### Directive
Pull out every line below that contains the word "output".

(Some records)
_ _ _
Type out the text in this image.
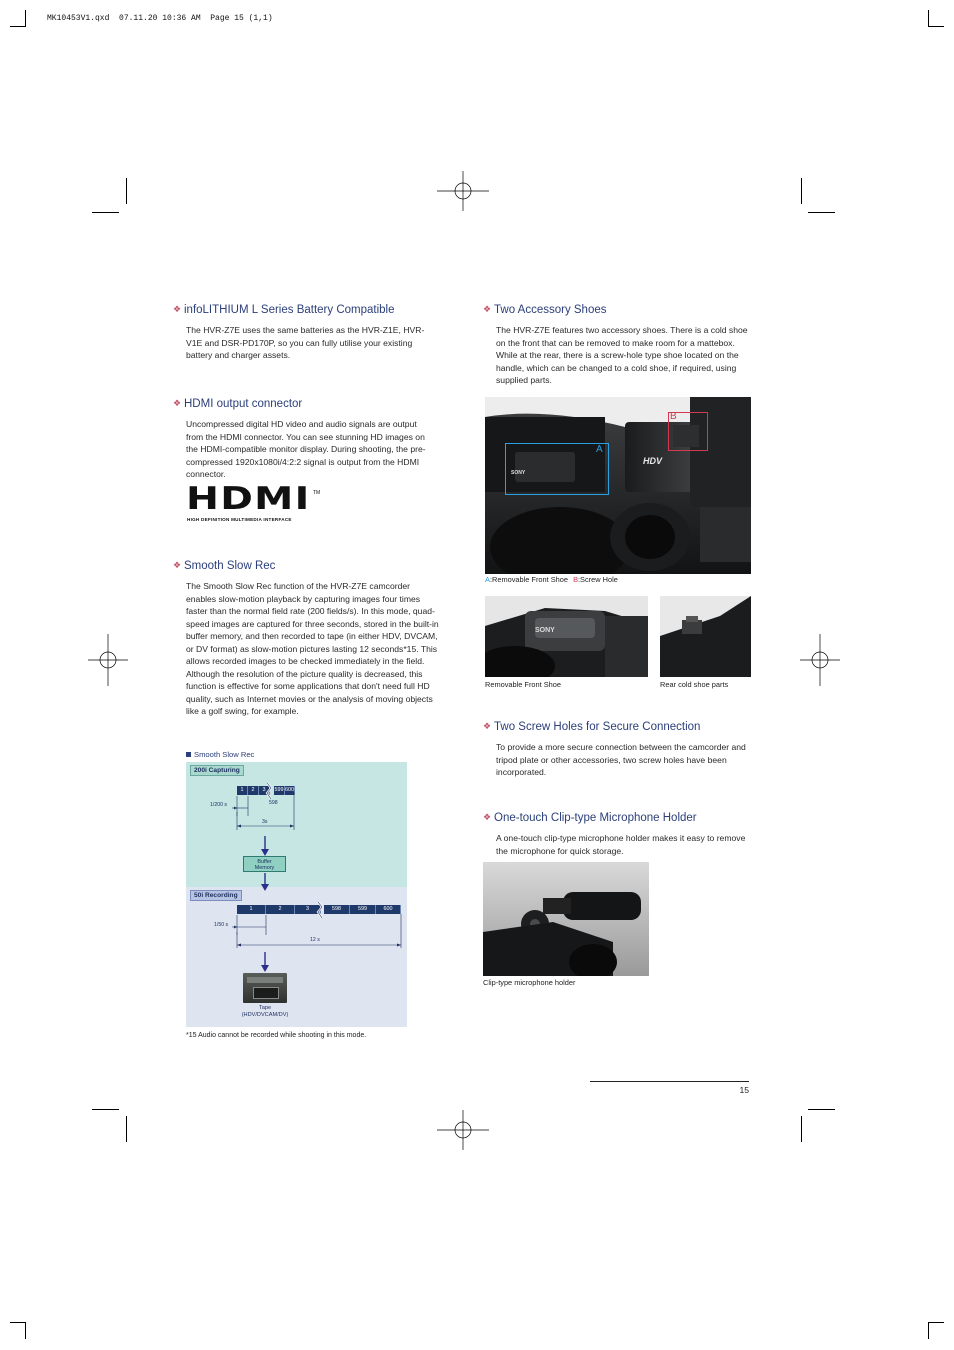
MK10453V1.qxd  07.11.20 10:36 AM  Page 15 (1,1)
❖ infoLITHIUM L Series Battery Compatible
The HVR-Z7E uses the same batteries as the HVR-Z1E, HVR-V1E and DSR-PD170P, so you can fully utilise your existing battery and charger assets.
❖ HDMI output connector
Uncompressed digital HD video and audio signals are output from the HDMI connector. You can see stunning HD images on the HDMI-compatible monitor display. During shooting, the pre-compressed 1920x1080i/4:2:2 signal is output from the HDMI connector.
HDMI TM
HIGH DEFINITION MULTIMEDIA INTERFACE
❖ Smooth Slow Rec
The Smooth Slow Rec function of the HVR-Z7E camcorder enables slow-motion playback by capturing images four times faster than the normal field rate (200 fields/s). In this mode, quad-speed images are captured for three seconds, stored in the built-in buffer memory, and then recorded to tape (in either HDV, DVCAM, or DV format) as slow-motion pictures lasting 12 seconds*15. This allows recorded images to be checked immediately in the field. Although the resolution of the picture quality is decreased, this function is effective for some applications that don't need full HD quality, such as Internet movies or the analysis of moving objects like a golf swing, for example.
Smooth Slow Rec
200i Capturing
1	2	3	599 600
598
1/200 s
3s
Buffer
Memory
50i Recording
1	2	3	598	599	600
1/50 s
12 s
Tape
(HDV/DVCAM/DV)
*15 Audio cannot be recorded while shooting in this mode.
❖ Two Accessory Shoes
The HVR-Z7E features two accessory shoes. There is a cold shoe on the front that can be removed to make room for a mattebox. While at the rear, there is a screw-hole type shoe located on the handle, which can be changed to a cold shoe, if required, using supplied parts.
HDV
SONY
A
B
A:Removable Front Shoe B:Screw Hole
SONY
Removable Front Shoe	Rear cold shoe parts
❖ Two Screw Holes for Secure Connection
To provide a more secure connection between the camcorder and tripod plate or other accessories, two screw holes have been incorporated.
❖ One-touch Clip-type Microphone Holder
A one-touch clip-type microphone holder makes it easy to remove the microphone for quick storage.
Clip-type microphone holder
15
_ _ _
### Result below
❖ HDMI output connector
Uncompressed digital HD video and audio signals are output from the HDMI connector. You can see stunning HD images on the HDMI-compatible monitor display. During shooting, the pre-compressed 1920x1080i/4:2:2 signal is output from the HDMI connector.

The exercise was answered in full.